* **EXERCISE**
Copy the data exactly; pictures stay out of the copy.

* **EXERCISE INPUT**
::::

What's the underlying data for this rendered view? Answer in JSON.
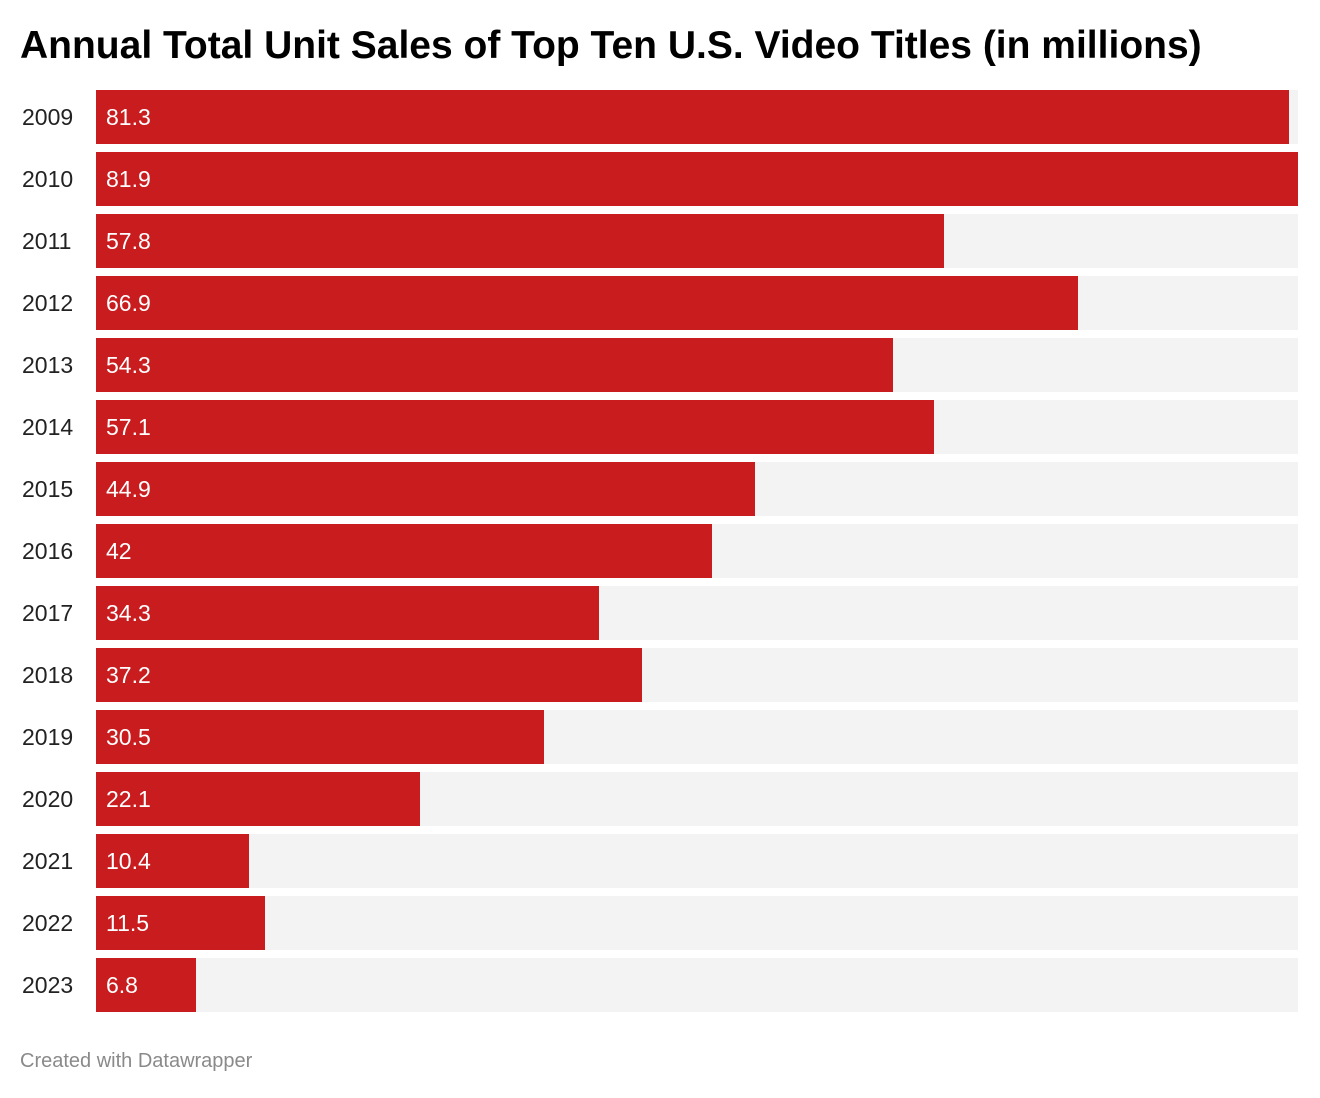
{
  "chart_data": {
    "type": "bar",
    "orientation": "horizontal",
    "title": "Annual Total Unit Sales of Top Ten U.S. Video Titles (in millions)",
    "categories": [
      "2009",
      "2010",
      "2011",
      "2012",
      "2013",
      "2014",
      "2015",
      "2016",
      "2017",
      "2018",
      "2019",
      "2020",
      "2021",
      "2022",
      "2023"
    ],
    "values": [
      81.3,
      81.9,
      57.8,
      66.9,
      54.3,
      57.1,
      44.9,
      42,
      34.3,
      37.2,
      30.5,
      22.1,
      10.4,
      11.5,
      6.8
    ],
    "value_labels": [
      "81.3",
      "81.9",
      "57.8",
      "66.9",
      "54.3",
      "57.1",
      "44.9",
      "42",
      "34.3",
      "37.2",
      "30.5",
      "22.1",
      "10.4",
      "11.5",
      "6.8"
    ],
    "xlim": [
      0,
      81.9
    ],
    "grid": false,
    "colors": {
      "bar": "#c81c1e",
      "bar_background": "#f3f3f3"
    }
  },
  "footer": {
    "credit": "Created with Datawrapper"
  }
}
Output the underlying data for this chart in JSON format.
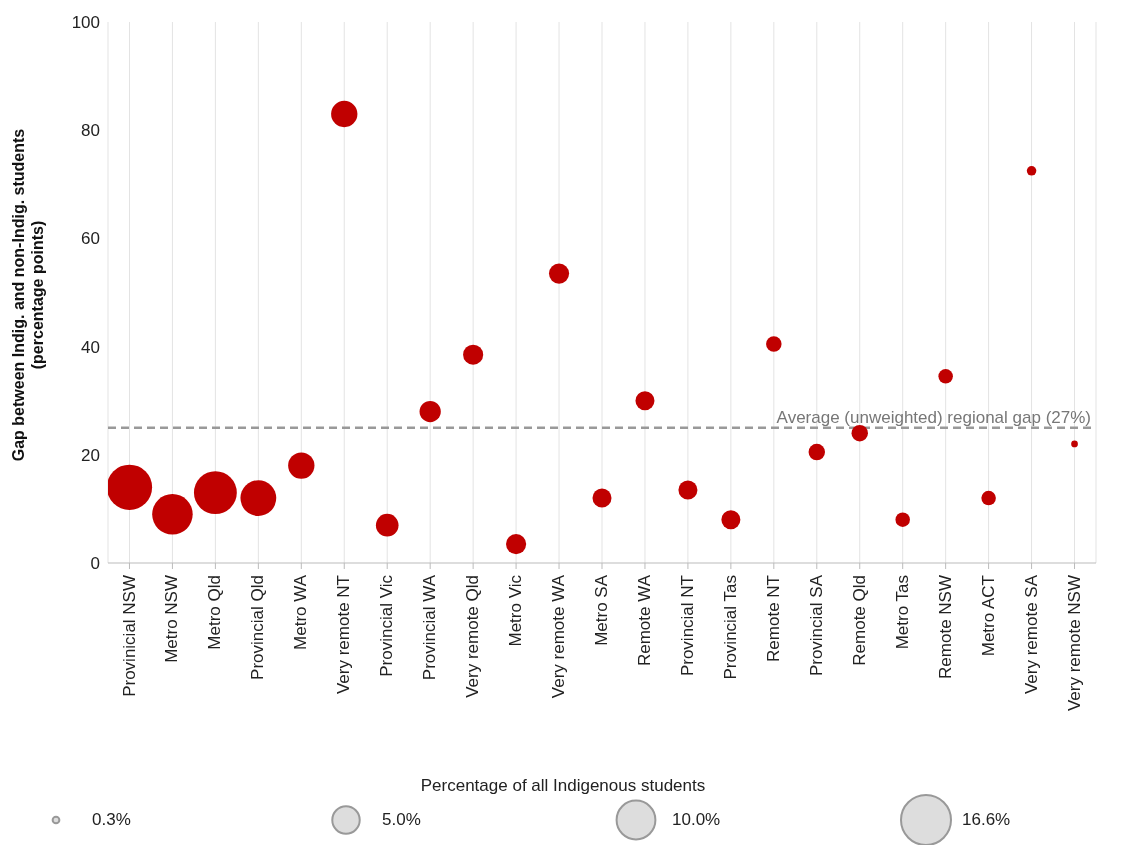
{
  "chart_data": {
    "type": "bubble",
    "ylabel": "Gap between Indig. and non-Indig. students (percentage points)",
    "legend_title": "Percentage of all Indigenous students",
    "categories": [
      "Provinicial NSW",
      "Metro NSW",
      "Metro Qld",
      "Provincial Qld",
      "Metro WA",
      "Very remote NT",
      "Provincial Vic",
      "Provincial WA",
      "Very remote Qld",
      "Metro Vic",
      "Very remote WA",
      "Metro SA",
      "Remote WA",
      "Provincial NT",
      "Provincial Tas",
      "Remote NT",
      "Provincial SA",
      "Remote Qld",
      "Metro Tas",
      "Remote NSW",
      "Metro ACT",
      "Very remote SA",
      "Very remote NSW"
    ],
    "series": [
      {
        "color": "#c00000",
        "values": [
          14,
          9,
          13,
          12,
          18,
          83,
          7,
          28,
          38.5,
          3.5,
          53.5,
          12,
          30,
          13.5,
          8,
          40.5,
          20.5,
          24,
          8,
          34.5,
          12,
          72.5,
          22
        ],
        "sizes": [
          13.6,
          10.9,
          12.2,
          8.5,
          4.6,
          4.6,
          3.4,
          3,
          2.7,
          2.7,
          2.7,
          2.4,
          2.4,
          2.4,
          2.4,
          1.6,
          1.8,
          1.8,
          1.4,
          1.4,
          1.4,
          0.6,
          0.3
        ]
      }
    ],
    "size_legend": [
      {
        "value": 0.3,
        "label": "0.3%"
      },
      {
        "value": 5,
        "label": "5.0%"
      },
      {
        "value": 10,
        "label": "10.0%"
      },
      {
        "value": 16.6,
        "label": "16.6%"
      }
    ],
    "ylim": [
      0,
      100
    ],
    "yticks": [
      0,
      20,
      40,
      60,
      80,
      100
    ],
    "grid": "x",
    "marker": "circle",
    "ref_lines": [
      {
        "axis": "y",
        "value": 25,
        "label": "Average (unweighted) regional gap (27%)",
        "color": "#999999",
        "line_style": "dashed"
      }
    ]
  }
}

::::

* **OUTPUT FOR THIS EXERCISE**
What's the underlying data for this rendered view? Answer in JSON.
{
  "chart_data": {
    "type": "bar",
    "orientation": "horizontal",
    "title": "Annual Total Unit Sales of Top Ten U.S. Video Titles (in millions)",
    "categories": [
      "2009",
      "2010",
      "2011",
      "2012",
      "2013",
      "2014",
      "2015",
      "2016",
      "2017",
      "2018",
      "2019",
      "2020",
      "2021",
      "2022",
      "2023"
    ],
    "values": [
      81.3,
      81.9,
      57.8,
      66.9,
      54.3,
      57.1,
      44.9,
      42,
      34.3,
      37.2,
      30.5,
      22.1,
      10.4,
      11.5,
      6.8
    ],
    "value_labels": [
      "81.3",
      "81.9",
      "57.8",
      "66.9",
      "54.3",
      "57.1",
      "44.9",
      "42",
      "34.3",
      "37.2",
      "30.5",
      "22.1",
      "10.4",
      "11.5",
      "6.8"
    ],
    "xlim": [
      0,
      81.9
    ],
    "grid": false,
    "colors": {
      "bar": "#c81c1e",
      "bar_background": "#f3f3f3"
    }
  },
  "footer": {
    "credit": "Created with Datawrapper"
  }
}
Output the underlying data for this chart in JSON format.
{
  "chart_data": {
    "type": "bubble",
    "ylabel": "Gap between Indig. and non-Indig. students (percentage points)",
    "legend_title": "Percentage of all Indigenous students",
    "categories": [
      "Provinicial NSW",
      "Metro NSW",
      "Metro Qld",
      "Provincial Qld",
      "Metro WA",
      "Very remote NT",
      "Provincial Vic",
      "Provincial WA",
      "Very remote Qld",
      "Metro Vic",
      "Very remote WA",
      "Metro SA",
      "Remote WA",
      "Provincial NT",
      "Provincial Tas",
      "Remote NT",
      "Provincial SA",
      "Remote Qld",
      "Metro Tas",
      "Remote NSW",
      "Metro ACT",
      "Very remote SA",
      "Very remote NSW"
    ],
    "series": [
      {
        "color": "#c00000",
        "values": [
          14,
          9,
          13,
          12,
          18,
          83,
          7,
          28,
          38.5,
          3.5,
          53.5,
          12,
          30,
          13.5,
          8,
          40.5,
          20.5,
          24,
          8,
          34.5,
          12,
          72.5,
          22
        ],
        "sizes": [
          13.6,
          10.9,
          12.2,
          8.5,
          4.6,
          4.6,
          3.4,
          3,
          2.7,
          2.7,
          2.7,
          2.4,
          2.4,
          2.4,
          2.4,
          1.6,
          1.8,
          1.8,
          1.4,
          1.4,
          1.4,
          0.6,
          0.3
        ]
      }
    ],
    "size_legend": [
      {
        "value": 0.3,
        "label": "0.3%"
      },
      {
        "value": 5,
        "label": "5.0%"
      },
      {
        "value": 10,
        "label": "10.0%"
      },
      {
        "value": 16.6,
        "label": "16.6%"
      }
    ],
    "ylim": [
      0,
      100
    ],
    "yticks": [
      0,
      20,
      40,
      60,
      80,
      100
    ],
    "grid": "x",
    "marker": "circle",
    "ref_lines": [
      {
        "axis": "y",
        "value": 25,
        "label": "Average (unweighted) regional gap (27%)",
        "color": "#999999",
        "line_style": "dashed"
      }
    ]
  }
}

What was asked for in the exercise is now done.